JOB: Search the data for the string "care" and extract every line where it appears.

SUPPLIED DATA:
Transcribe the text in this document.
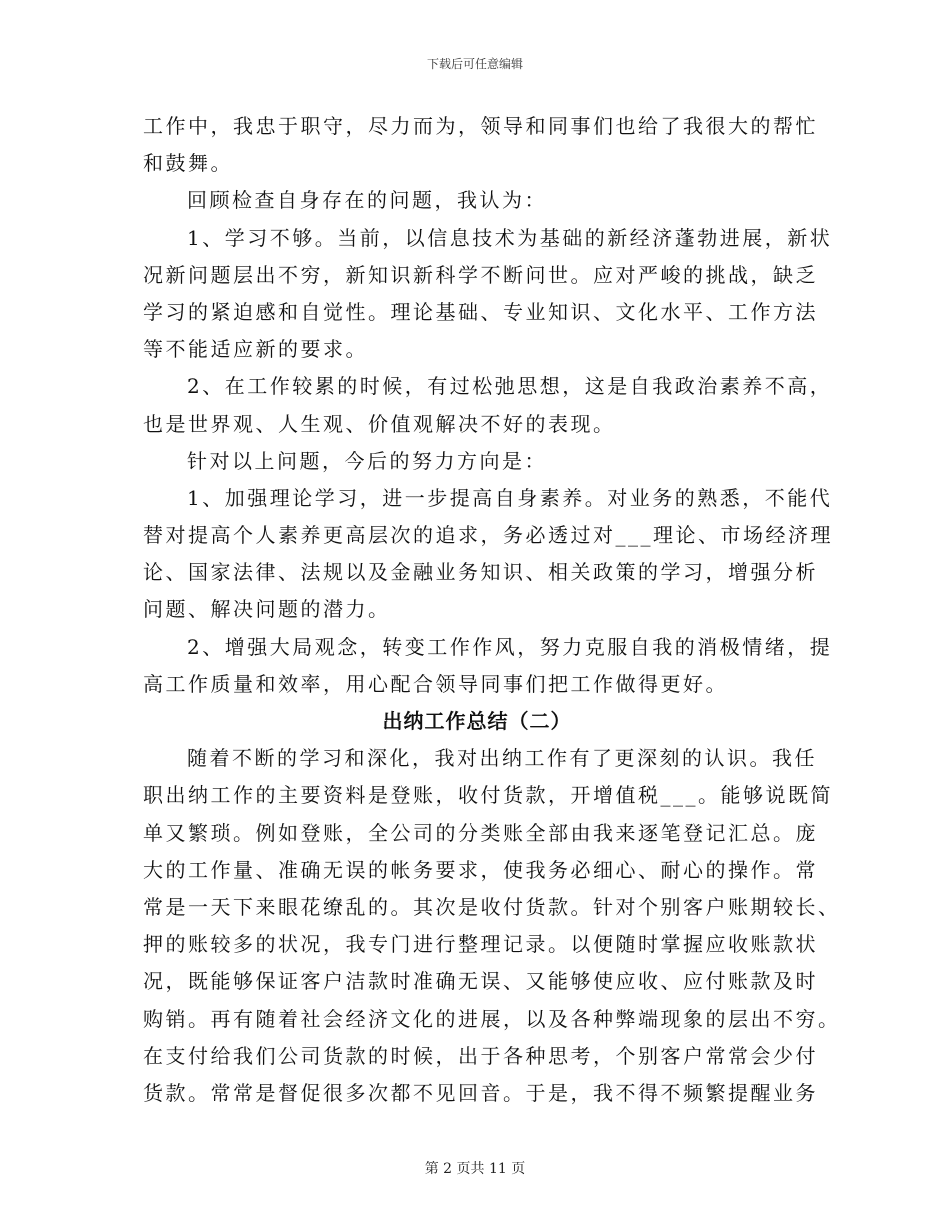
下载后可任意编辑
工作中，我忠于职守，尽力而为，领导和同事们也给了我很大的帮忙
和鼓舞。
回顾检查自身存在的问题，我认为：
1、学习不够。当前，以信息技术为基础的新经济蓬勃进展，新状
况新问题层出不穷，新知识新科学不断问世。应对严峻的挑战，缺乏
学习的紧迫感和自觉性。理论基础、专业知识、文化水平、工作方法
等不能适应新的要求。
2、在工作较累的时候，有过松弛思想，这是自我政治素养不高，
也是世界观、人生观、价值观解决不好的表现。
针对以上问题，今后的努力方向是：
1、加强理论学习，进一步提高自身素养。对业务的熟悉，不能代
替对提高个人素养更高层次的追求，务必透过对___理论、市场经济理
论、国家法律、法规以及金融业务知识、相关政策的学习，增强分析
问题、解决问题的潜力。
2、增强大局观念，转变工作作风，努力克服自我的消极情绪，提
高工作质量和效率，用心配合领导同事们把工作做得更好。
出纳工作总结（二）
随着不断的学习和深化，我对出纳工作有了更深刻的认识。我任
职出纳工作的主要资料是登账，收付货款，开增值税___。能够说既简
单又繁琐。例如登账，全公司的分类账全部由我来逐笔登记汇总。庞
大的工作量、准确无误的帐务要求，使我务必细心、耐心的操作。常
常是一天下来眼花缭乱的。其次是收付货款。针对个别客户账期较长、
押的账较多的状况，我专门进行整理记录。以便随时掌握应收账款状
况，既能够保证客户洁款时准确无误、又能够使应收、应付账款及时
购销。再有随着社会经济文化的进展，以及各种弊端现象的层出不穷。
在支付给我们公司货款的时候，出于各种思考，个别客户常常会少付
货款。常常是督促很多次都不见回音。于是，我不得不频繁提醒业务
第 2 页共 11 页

--

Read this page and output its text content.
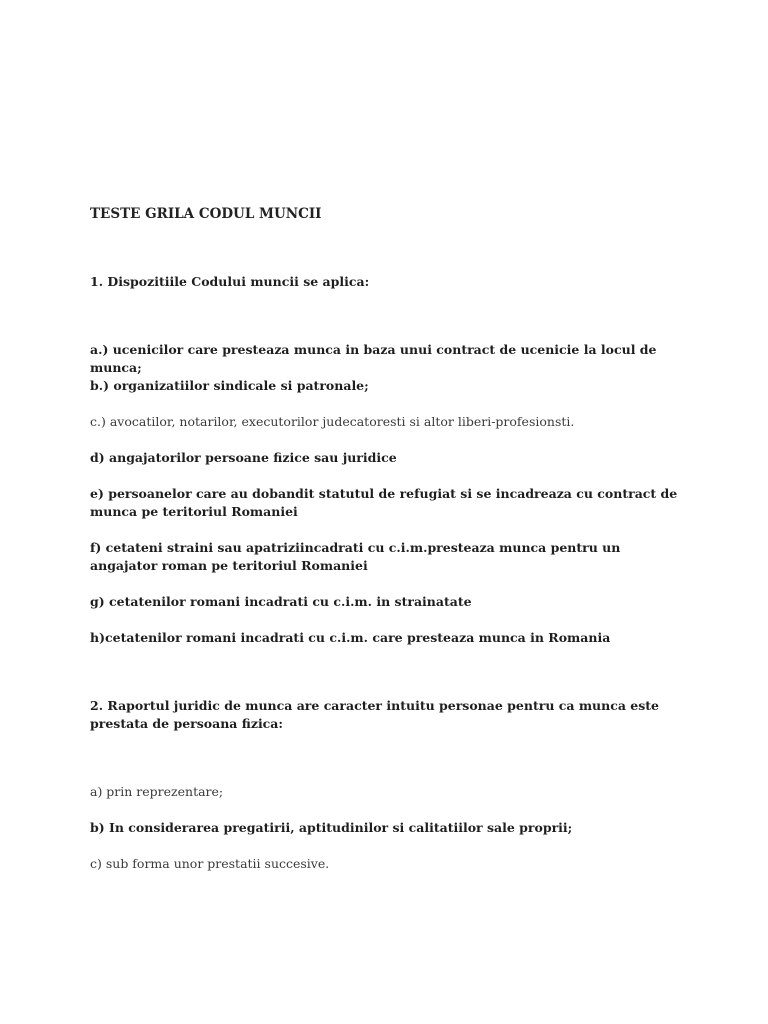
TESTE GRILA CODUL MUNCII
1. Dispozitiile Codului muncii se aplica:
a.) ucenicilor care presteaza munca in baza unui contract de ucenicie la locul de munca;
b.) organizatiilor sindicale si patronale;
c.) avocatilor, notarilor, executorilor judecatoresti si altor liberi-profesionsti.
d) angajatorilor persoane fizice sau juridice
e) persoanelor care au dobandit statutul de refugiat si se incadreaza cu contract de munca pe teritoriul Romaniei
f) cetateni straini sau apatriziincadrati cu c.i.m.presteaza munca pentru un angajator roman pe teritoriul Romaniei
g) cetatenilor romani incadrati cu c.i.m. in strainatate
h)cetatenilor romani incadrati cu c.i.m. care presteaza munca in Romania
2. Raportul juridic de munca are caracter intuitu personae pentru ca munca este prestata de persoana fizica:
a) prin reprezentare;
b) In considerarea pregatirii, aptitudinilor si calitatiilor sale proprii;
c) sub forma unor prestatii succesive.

---

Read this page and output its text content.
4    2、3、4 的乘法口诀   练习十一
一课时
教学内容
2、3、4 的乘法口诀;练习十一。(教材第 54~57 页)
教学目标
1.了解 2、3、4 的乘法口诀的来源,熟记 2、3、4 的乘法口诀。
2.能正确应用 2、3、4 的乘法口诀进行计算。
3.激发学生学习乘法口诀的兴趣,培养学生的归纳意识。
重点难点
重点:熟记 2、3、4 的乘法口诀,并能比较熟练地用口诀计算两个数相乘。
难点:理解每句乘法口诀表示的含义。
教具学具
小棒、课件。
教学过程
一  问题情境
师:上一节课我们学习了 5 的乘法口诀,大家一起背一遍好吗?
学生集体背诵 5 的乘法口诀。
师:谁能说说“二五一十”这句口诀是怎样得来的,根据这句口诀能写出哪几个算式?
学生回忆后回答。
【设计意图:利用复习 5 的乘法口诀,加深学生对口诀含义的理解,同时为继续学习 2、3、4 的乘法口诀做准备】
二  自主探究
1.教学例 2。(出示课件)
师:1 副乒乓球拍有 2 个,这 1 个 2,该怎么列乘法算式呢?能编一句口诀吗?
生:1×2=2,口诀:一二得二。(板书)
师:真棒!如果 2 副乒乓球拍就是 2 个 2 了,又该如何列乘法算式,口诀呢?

SOLUTION FOR THIS TASK:
a.) ucenicilor care presteaza munca in baza unui contract de ucenicie la locul de munca;
e) persoanelor care au dobandit statutul de refugiat si se incadreaza cu contract de munca pe teritoriul Romaniei
h)cetatenilor romani incadrati cu c.i.m. care presteaza munca in Romania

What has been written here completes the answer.